§ **RECORDS FOR THE EXERCISE**:
——
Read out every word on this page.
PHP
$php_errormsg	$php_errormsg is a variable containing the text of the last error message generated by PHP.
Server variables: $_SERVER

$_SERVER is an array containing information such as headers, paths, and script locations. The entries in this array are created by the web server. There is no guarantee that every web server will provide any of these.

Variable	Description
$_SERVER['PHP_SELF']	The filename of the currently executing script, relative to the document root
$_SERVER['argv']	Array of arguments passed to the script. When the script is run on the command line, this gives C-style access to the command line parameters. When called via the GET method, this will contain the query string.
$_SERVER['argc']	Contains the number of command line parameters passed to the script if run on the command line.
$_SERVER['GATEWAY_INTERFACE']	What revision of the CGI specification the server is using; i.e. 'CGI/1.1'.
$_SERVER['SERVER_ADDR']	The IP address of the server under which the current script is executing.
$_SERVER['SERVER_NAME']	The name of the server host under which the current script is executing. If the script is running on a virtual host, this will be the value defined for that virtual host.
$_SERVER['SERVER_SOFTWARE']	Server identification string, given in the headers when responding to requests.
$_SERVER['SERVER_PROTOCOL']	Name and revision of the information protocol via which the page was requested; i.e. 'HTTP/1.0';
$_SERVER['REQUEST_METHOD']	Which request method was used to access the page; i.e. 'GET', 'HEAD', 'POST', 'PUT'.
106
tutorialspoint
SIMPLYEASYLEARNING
——
§ **TASK GOAL**: Reproduce the whole listing word for word.

§ **PROBLEM SOLUTION**:
Read out every word on this page.
PHP
$php_errormsg	$php_errormsg is a variable containing the text of the last error message generated by PHP.
Server variables: $_SERVER

$_SERVER is an array containing information such as headers, paths, and script locations. The entries in this array are created by the web server. There is no guarantee that every web server will provide any of these.

Variable	Description
$_SERVER['PHP_SELF']	The filename of the currently executing script, relative to the document root
$_SERVER['argv']	Array of arguments passed to the script. When the script is run on the command line, this gives C-style access to the command line parameters. When called via the GET method, this will contain the query string.
$_SERVER['argc']	Contains the number of command line parameters passed to the script if run on the command line.
$_SERVER['GATEWAY_INTERFACE']	What revision of the CGI specification the server is using; i.e. 'CGI/1.1'.
$_SERVER['SERVER_ADDR']	The IP address of the server under which the current script is executing.
$_SERVER['SERVER_NAME']	The name of the server host under which the current script is executing. If the script is running on a virtual host, this will be the value defined for that virtual host.
$_SERVER['SERVER_SOFTWARE']	Server identification string, given in the headers when responding to requests.
$_SERVER['SERVER_PROTOCOL']	Name and revision of the information protocol via which the page was requested; i.e. 'HTTP/1.0';
$_SERVER['REQUEST_METHOD']	Which request method was used to access the page; i.e. 'GET', 'HEAD', 'POST', 'PUT'.
106
tutorialspoint
SIMPLYEASYLEARNING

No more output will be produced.